Throwback Thursday: Coping Mechanisms During Pandemic and Falling Economy

Hello reader, and welcome to my blog! It’s been a crazy week so far. I’m not doing great. I’m trying hard to be positive and keep working on my businesses to distract myself from the negative feelings im having since I can’t seem to know how to deal with them, no matter how many anger management books I read.

Also, I started reading The 7 habits of highly effective people again. I had finished reading 3 habits about self-mastery but stopped when the 4th habit about interpersonal relationships stated I must apply self-mastery before working on my relationships. After a year of not touching the book, I realized I still hadn’t achieved self-mastery and I maybe never will, plus im suffering from all my relationships, so maybe it’s time to dive back into the book and pick up where I left off.

Anyway, how are you doing? Today is Thursday and you know what that means? It’s time for Throwback Thursday! (This is me feigning enthusiasm when I feel dead inside). In all honesty, blogging helps relieve my anxiety and makes me feel connected to people so it helps my depression as well.

I found a post I wrote 2 years ago about how to cope with the pandemic and falling economy. It’s sad that the pandemic is still going, 2 years later, and the economy is still falling, worse than ever.

This is what I wrote 2 years ago:

In this ongoing pandemic and falling economy,

Are you working from home? Or have you been temporarily or permanently laid off? Or were you not working in the 1st place?

Did you have enough savings when this all started? Or are you running out of money? Or are you having to cut costs?

I just want you to know that you’re not alone. This situation is affecting all of us, some more than others, and it can be difficult to cope financially and psychologically to what seems to be the new normal, but hopefully we reach the light at the end of the tunnel soon.

Humans adapt to change, because change is the only constant. When things change drastically very quickly, it can be difficult to cope, and some of us may resort to unhealthy coping mechanisms. I have searched some healthy coping mechanisms that will help you deal with the rising tides of your emotions:

1. Self soothing: this is basically comforting yourself with things that relax you, like drinking a cup of tea, or lighting a lavender candle, or squeezing a stress ball, or listening to an audiobook or guided meditation. The idea is to awaken your 5 senses.

================

[Work to complete]:
[1] In the blog post on coping mechanisms, transcribe everything from "Are you working" down to "to cut costs?".
[2] According to the blog post on coping mechanisms, what subject does the 4th habit in The 7 habits of highly effective people cover?

================

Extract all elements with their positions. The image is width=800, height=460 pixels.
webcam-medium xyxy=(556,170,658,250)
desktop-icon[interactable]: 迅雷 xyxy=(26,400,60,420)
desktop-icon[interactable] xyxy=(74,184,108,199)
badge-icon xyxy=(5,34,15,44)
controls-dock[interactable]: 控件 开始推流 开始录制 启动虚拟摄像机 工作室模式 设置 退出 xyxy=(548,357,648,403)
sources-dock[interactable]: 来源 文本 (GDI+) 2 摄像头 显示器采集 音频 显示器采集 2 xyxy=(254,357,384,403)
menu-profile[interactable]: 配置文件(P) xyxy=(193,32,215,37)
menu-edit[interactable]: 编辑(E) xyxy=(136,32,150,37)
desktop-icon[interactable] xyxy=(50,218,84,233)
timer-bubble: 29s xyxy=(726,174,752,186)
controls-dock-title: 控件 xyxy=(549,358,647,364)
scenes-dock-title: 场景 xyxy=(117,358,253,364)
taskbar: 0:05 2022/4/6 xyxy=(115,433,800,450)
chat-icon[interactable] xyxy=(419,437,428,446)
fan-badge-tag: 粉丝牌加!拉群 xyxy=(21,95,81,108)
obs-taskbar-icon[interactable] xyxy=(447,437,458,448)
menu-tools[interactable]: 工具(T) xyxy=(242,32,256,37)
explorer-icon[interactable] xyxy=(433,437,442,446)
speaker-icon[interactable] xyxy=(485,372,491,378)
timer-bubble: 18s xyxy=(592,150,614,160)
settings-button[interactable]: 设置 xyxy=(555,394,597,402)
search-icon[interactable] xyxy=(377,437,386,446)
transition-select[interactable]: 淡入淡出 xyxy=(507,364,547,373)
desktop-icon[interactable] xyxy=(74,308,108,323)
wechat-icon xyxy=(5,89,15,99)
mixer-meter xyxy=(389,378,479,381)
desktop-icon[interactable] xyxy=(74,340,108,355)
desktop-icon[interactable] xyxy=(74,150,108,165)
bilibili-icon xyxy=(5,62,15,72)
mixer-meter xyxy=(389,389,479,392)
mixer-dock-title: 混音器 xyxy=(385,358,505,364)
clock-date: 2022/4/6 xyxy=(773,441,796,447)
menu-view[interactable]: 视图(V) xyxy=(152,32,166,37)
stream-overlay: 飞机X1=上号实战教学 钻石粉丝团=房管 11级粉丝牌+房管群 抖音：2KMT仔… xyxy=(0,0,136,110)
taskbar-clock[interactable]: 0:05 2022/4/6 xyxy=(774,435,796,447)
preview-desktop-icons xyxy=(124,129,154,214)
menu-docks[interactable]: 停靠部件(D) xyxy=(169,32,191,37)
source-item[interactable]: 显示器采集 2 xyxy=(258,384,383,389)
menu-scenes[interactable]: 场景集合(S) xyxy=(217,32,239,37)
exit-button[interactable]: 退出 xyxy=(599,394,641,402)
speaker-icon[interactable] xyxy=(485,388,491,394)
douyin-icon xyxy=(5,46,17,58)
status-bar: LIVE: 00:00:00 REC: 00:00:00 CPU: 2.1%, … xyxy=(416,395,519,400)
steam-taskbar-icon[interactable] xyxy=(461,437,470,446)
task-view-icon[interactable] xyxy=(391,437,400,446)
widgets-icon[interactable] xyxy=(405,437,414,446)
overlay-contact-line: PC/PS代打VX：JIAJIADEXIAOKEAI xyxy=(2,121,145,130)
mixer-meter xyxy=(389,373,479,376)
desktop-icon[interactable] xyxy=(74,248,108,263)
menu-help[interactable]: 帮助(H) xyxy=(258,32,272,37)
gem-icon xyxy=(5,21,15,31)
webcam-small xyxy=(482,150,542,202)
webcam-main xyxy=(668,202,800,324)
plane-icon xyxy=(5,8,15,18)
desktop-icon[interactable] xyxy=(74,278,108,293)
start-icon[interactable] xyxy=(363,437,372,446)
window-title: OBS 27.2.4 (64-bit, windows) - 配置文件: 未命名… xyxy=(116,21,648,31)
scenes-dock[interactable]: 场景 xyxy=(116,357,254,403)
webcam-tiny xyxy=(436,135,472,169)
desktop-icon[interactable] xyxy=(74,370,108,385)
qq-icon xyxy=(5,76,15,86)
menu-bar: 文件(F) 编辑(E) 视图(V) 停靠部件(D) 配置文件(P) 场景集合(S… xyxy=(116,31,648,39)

================

[Responses to the exercise]:
[1]
Are you working from home? Or have you been temporarily or permanently laid off? Or were you not working in the 1st place?

Did you have enough savings when this all started? Or are you running out of money? Or are you having to cut costs?

[2] Interpersonal relationships.